───── Raw data

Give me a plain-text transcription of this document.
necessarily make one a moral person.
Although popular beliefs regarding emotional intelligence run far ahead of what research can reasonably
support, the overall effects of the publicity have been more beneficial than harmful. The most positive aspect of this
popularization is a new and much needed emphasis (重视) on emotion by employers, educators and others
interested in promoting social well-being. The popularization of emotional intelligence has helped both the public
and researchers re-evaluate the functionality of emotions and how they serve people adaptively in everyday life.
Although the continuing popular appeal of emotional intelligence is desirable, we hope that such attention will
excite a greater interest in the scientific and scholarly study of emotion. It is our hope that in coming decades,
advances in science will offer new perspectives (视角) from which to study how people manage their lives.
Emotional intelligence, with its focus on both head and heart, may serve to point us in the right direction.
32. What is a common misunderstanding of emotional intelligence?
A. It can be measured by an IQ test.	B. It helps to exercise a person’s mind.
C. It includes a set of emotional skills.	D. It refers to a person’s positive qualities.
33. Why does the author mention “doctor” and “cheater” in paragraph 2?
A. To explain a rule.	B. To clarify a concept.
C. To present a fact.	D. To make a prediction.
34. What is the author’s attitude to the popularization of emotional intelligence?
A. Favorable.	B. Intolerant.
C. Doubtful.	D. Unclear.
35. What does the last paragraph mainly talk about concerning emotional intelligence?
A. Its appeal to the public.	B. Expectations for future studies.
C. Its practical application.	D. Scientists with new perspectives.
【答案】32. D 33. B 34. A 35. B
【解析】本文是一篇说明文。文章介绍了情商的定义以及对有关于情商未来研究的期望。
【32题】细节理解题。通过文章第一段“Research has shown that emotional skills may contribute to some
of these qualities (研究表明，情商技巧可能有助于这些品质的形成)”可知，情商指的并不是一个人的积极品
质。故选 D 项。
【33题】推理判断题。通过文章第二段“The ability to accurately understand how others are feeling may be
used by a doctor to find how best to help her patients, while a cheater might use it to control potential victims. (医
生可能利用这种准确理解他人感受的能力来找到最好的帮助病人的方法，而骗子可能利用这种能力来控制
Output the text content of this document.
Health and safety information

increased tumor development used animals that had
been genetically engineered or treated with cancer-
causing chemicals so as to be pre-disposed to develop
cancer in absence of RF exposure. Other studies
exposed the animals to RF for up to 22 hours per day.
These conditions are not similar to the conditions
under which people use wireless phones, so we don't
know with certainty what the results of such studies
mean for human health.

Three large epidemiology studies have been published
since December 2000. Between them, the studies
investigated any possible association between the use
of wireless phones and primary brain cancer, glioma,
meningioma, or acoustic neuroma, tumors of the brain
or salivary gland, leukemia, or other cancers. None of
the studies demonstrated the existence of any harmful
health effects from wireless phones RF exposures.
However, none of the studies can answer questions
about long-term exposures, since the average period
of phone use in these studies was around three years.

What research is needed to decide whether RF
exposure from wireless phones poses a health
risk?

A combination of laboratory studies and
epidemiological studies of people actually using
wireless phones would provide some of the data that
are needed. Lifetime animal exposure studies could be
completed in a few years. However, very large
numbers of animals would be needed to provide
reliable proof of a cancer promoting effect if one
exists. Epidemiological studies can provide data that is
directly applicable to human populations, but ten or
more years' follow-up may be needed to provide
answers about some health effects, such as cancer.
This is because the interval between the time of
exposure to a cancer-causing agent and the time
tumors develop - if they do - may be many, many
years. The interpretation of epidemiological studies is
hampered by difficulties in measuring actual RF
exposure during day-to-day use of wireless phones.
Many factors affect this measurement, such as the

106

──────────

### Exercise brief:
Look for the word "wireless". Copy out every line of the data that has it.

### Task solution:
under which people use wireless phones, so we don't
of wireless phones and primary brain cancer, glioma,
health effects from wireless phones RF exposures.
exposure from wireless phones poses a health
wireless phones would provide some of the data that
exposure during day-to-day use of wireless phones.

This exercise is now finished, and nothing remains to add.